Provided records »
+ + + +
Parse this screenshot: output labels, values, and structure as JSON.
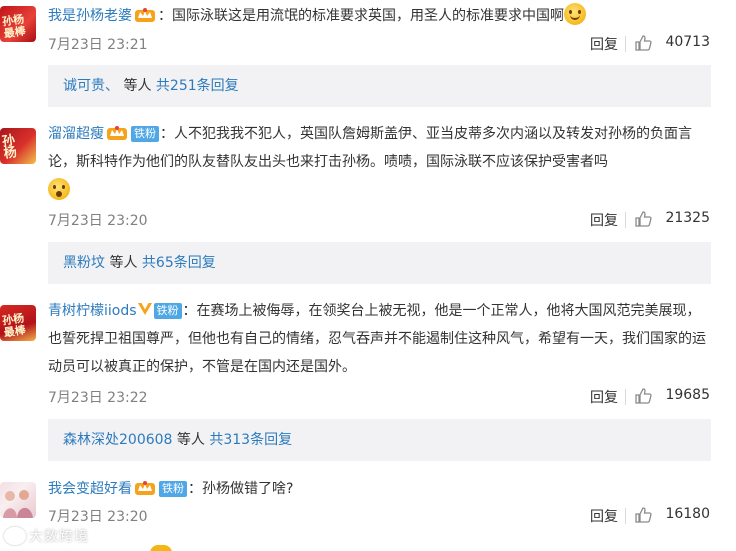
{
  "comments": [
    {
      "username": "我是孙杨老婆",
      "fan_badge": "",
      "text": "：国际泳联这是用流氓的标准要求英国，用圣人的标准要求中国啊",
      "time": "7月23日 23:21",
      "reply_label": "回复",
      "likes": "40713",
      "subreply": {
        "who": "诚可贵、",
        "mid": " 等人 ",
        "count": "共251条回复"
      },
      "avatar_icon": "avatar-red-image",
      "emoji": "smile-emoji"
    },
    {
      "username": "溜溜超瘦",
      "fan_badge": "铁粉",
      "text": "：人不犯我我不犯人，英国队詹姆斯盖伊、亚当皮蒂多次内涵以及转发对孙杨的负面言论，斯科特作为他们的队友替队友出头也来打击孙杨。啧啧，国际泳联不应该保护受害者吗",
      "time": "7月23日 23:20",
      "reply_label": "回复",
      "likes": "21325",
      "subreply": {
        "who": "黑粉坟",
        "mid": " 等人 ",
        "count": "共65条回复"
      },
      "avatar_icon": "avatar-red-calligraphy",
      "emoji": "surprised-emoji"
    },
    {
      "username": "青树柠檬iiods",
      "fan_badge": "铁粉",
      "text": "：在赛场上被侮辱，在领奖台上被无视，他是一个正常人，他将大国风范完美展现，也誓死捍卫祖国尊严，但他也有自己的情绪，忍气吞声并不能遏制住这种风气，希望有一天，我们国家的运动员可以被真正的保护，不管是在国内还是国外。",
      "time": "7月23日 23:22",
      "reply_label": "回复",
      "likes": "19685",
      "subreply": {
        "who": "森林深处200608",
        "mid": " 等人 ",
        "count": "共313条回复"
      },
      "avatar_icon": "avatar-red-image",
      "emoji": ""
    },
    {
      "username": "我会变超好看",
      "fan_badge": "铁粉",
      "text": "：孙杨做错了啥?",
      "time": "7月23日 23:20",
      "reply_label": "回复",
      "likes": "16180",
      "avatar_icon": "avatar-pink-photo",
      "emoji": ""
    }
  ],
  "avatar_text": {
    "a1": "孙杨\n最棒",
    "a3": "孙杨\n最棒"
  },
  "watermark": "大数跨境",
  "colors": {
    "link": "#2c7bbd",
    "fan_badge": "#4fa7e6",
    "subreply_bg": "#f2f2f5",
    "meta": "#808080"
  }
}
+ + + +
Stated problem » Without including the pictures, return each record above exactly as it stands.

Solution for this task »
Parse this screenshot: output labels, values, and structure as JSON.
{
  "comments": [
    {
      "username": "我是孙杨老婆",
      "fan_badge": "",
      "text": "：国际泳联这是用流氓的标准要求英国，用圣人的标准要求中国啊",
      "time": "7月23日 23:21",
      "reply_label": "回复",
      "likes": "40713",
      "subreply": {
        "who": "诚可贵、",
        "mid": " 等人 ",
        "count": "共251条回复"
      },
      "avatar_icon": "avatar-red-image",
      "emoji": "smile-emoji"
    },
    {
      "username": "溜溜超瘦",
      "fan_badge": "铁粉",
      "text": "：人不犯我我不犯人，英国队詹姆斯盖伊、亚当皮蒂多次内涵以及转发对孙杨的负面言论，斯科特作为他们的队友替队友出头也来打击孙杨。啧啧，国际泳联不应该保护受害者吗",
      "time": "7月23日 23:20",
      "reply_label": "回复",
      "likes": "21325",
      "subreply": {
        "who": "黑粉坟",
        "mid": " 等人 ",
        "count": "共65条回复"
      },
      "avatar_icon": "avatar-red-calligraphy",
      "emoji": "surprised-emoji"
    },
    {
      "username": "青树柠檬iiods",
      "fan_badge": "铁粉",
      "text": "：在赛场上被侮辱，在领奖台上被无视，他是一个正常人，他将大国风范完美展现，也誓死捍卫祖国尊严，但他也有自己的情绪，忍气吞声并不能遏制住这种风气，希望有一天，我们国家的运动员可以被真正的保护，不管是在国内还是国外。",
      "time": "7月23日 23:22",
      "reply_label": "回复",
      "likes": "19685",
      "subreply": {
        "who": "森林深处200608",
        "mid": " 等人 ",
        "count": "共313条回复"
      },
      "avatar_icon": "avatar-red-image",
      "emoji": ""
    },
    {
      "username": "我会变超好看",
      "fan_badge": "铁粉",
      "text": "：孙杨做错了啥?",
      "time": "7月23日 23:20",
      "reply_label": "回复",
      "likes": "16180",
      "avatar_icon": "avatar-pink-photo",
      "emoji": ""
    }
  ],
  "avatar_text": {
    "a1": "孙杨\n最棒",
    "a3": "孙杨\n最棒"
  },
  "watermark": "大数跨境",
  "colors": {
    "link": "#2c7bbd",
    "fan_badge": "#4fa7e6",
    "subreply_bg": "#f2f2f5",
    "meta": "#808080"
  }
}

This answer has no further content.